### Dataset entries
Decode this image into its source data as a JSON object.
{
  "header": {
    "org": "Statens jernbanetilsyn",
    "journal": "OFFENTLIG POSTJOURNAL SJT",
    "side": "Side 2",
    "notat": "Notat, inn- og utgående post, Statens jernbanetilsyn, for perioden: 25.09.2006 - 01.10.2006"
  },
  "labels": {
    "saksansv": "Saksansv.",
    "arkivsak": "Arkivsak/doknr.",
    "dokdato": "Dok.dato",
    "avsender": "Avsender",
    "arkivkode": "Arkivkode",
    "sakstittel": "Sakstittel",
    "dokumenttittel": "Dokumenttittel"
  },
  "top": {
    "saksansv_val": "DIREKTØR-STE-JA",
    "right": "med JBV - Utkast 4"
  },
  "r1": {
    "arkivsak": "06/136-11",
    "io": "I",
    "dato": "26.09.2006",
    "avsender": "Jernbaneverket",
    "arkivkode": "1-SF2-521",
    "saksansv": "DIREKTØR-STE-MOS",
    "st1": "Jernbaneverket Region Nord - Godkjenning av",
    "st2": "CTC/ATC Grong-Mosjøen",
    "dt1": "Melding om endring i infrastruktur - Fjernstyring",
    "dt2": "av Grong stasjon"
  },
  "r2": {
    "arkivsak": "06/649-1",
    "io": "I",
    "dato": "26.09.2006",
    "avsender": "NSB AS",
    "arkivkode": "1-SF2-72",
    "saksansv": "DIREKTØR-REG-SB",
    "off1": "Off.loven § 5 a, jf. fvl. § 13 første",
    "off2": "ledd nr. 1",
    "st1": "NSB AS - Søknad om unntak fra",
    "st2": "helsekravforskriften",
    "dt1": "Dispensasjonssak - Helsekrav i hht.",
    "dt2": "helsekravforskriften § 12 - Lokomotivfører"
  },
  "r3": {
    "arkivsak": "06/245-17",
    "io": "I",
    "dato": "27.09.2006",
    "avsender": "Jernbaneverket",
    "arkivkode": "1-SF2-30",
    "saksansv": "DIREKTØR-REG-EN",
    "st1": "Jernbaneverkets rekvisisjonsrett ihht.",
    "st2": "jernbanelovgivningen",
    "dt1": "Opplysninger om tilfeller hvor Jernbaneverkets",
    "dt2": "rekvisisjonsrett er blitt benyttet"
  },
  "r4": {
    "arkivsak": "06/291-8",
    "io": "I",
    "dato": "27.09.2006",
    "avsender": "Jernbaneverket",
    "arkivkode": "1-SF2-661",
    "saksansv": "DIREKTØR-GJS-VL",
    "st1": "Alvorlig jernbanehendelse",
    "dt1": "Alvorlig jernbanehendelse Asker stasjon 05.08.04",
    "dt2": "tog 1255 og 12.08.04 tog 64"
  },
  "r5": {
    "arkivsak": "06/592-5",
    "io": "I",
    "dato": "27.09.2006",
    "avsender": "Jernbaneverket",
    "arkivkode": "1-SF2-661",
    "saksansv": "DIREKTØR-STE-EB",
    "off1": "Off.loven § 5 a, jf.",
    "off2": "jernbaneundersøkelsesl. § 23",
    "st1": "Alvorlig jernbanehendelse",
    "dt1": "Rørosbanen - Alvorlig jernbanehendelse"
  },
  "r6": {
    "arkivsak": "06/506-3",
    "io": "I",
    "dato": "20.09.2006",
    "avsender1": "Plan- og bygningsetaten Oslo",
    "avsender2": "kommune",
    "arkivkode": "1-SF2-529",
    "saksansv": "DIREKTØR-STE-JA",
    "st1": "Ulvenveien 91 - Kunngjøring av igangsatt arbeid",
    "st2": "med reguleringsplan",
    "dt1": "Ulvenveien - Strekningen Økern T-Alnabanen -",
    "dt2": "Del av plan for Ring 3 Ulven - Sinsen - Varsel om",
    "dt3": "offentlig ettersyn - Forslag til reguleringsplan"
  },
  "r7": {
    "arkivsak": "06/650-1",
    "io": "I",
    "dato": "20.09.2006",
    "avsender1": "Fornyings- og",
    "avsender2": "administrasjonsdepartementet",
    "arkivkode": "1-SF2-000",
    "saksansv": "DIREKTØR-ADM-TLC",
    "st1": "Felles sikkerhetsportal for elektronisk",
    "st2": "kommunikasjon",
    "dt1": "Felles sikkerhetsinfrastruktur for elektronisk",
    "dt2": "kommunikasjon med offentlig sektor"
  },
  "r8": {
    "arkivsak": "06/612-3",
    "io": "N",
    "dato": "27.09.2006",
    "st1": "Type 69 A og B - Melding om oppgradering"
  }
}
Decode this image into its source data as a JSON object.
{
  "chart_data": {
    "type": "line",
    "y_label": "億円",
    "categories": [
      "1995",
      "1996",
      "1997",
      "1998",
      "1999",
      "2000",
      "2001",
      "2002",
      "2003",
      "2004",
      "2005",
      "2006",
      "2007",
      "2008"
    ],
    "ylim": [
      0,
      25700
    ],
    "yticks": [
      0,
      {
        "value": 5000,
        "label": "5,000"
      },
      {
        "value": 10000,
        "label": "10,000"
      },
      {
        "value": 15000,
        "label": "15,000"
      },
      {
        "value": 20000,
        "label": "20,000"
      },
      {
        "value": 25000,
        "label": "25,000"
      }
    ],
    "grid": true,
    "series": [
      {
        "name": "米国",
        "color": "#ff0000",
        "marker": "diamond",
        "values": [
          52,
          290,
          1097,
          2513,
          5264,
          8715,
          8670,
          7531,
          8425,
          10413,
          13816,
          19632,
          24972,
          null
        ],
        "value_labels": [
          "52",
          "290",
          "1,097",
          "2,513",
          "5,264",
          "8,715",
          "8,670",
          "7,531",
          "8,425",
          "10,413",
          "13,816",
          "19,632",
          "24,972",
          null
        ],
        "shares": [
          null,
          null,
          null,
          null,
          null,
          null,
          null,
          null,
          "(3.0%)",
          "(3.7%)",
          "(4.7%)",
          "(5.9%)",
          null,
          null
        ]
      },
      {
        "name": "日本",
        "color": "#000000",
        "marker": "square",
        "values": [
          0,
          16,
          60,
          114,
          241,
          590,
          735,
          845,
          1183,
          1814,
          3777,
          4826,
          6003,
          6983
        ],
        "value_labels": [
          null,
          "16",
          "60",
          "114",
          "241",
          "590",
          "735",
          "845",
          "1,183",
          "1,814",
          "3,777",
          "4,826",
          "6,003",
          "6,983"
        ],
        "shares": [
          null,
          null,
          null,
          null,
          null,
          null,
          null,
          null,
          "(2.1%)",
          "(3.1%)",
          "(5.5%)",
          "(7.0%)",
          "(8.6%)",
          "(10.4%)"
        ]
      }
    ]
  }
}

### WHAT YOU SHOULD DO
From the listing above, copy out each line where the word "helsekravforskriften" appears.

### OUTPUT OF THE TASK
    "st2": "helsekravforskriften",
    "dt2": "helsekravforskriften § 12 - Lokomotivfører"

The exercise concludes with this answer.